- THE REQUEST: Identify all lines in the listing that include the word "this", and copy them out.

- EXERCISE DATA:
____
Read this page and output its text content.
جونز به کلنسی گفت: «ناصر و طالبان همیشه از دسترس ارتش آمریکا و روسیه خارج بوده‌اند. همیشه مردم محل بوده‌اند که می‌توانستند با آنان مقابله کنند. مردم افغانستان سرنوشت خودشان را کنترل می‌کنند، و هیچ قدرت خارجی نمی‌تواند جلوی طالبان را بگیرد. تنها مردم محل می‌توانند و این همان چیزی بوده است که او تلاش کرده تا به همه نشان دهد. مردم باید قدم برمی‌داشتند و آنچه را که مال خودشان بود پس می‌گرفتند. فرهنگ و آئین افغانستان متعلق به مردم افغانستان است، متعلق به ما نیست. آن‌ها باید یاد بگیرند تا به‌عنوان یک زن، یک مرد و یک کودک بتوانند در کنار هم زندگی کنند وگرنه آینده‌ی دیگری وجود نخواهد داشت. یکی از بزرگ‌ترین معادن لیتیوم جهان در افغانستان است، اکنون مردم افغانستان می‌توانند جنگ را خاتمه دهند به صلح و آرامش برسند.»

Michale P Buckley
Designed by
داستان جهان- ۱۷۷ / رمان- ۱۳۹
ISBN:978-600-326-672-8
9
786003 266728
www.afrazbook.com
____
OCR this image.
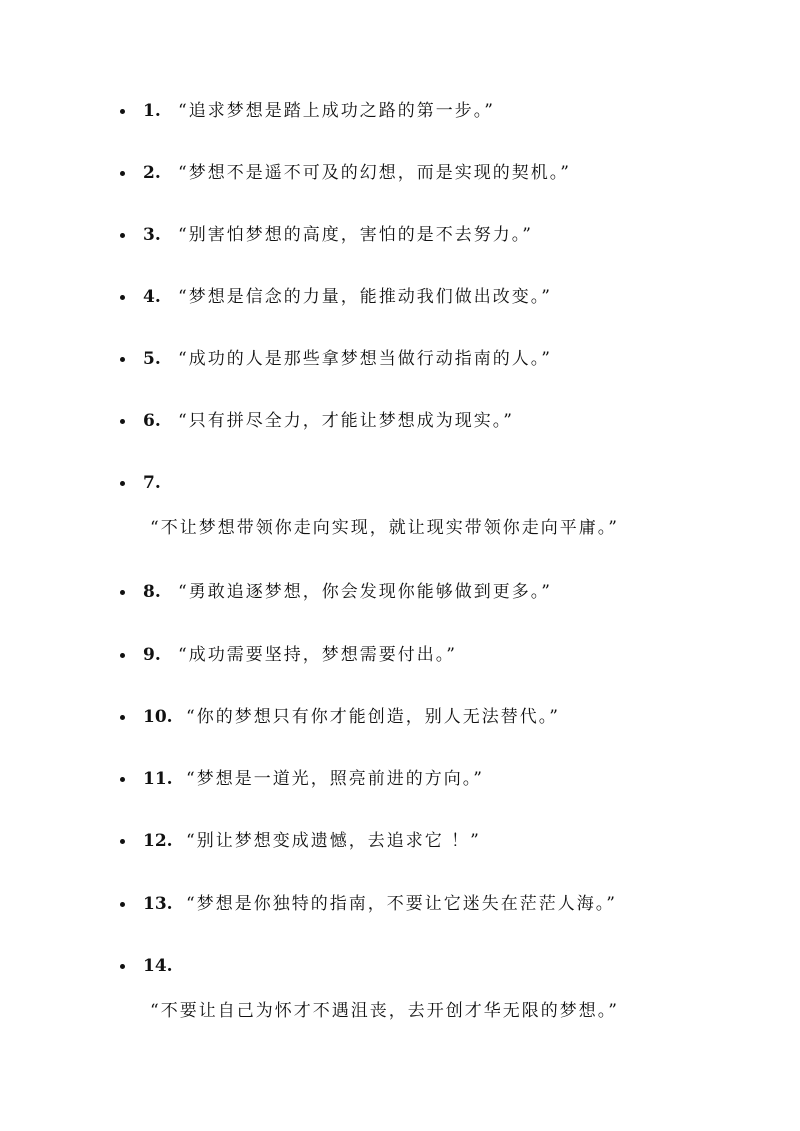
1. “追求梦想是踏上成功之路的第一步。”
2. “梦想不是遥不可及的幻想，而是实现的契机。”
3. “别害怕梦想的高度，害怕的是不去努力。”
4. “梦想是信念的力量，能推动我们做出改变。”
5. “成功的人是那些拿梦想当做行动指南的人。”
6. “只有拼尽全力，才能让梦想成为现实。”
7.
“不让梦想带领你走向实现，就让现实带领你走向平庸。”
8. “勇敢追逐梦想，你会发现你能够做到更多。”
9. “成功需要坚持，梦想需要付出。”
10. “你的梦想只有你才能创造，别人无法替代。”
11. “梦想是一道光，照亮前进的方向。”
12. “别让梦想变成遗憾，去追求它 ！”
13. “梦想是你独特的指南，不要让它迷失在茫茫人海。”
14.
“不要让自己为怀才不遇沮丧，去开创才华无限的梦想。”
____
- WRITTEN RESPONSE:
Read this page and output its text content.
OCR this image.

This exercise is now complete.